GIVEN DATA:
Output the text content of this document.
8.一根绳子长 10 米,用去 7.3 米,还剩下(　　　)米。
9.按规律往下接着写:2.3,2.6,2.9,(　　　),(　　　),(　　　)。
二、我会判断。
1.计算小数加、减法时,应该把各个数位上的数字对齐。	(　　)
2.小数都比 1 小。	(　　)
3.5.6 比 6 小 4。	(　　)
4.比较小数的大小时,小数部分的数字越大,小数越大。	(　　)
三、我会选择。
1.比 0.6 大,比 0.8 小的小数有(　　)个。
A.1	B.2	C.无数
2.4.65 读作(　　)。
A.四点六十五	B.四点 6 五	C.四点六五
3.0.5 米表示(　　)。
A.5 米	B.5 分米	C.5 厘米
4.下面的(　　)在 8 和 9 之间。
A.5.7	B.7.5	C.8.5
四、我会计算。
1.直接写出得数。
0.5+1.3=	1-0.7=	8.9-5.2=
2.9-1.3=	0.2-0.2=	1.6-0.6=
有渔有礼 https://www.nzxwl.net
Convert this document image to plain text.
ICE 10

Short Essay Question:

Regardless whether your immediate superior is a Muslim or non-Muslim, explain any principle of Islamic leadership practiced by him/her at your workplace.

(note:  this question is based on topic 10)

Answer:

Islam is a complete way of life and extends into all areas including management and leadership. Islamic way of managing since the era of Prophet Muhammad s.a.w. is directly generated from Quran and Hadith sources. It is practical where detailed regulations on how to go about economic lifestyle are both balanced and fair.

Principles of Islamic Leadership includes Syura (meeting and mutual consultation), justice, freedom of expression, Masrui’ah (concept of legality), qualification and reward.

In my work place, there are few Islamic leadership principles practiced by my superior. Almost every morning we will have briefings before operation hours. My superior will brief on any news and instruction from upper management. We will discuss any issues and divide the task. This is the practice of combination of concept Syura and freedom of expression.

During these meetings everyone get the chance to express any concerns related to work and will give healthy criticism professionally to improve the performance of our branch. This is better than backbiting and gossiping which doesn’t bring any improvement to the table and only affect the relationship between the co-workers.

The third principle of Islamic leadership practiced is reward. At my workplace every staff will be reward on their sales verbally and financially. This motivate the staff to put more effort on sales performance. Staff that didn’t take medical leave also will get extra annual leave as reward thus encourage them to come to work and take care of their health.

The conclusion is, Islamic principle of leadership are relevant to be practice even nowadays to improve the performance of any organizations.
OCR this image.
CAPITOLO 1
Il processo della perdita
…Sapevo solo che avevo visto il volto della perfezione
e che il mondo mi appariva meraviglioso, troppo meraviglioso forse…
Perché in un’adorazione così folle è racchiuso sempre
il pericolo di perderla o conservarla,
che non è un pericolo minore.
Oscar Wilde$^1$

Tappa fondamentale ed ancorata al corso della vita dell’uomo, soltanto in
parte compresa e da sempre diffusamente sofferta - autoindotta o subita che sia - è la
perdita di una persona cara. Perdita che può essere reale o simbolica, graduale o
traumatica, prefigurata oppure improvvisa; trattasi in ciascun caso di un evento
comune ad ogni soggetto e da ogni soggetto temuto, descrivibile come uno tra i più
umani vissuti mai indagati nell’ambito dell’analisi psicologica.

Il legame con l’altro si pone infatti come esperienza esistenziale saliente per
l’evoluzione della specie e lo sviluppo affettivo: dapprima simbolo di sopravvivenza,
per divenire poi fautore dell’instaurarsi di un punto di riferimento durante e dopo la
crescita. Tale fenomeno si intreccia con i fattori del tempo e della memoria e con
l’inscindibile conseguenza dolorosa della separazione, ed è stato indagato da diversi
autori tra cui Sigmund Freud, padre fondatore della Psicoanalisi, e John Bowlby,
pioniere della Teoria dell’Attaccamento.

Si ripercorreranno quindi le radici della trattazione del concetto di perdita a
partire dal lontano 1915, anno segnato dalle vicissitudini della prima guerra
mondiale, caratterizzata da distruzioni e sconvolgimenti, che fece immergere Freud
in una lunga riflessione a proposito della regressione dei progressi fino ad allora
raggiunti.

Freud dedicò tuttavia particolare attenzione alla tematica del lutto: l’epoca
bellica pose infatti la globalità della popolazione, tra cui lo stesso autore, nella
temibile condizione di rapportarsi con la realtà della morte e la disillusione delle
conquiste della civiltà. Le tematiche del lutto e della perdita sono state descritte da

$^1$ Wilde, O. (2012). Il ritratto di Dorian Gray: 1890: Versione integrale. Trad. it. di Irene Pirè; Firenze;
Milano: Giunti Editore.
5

TASK PROMPT: Look through the entries above and report the number of lines that contain "Freud". Write only the number.

OUTPUT OF THE EXERCISE: 3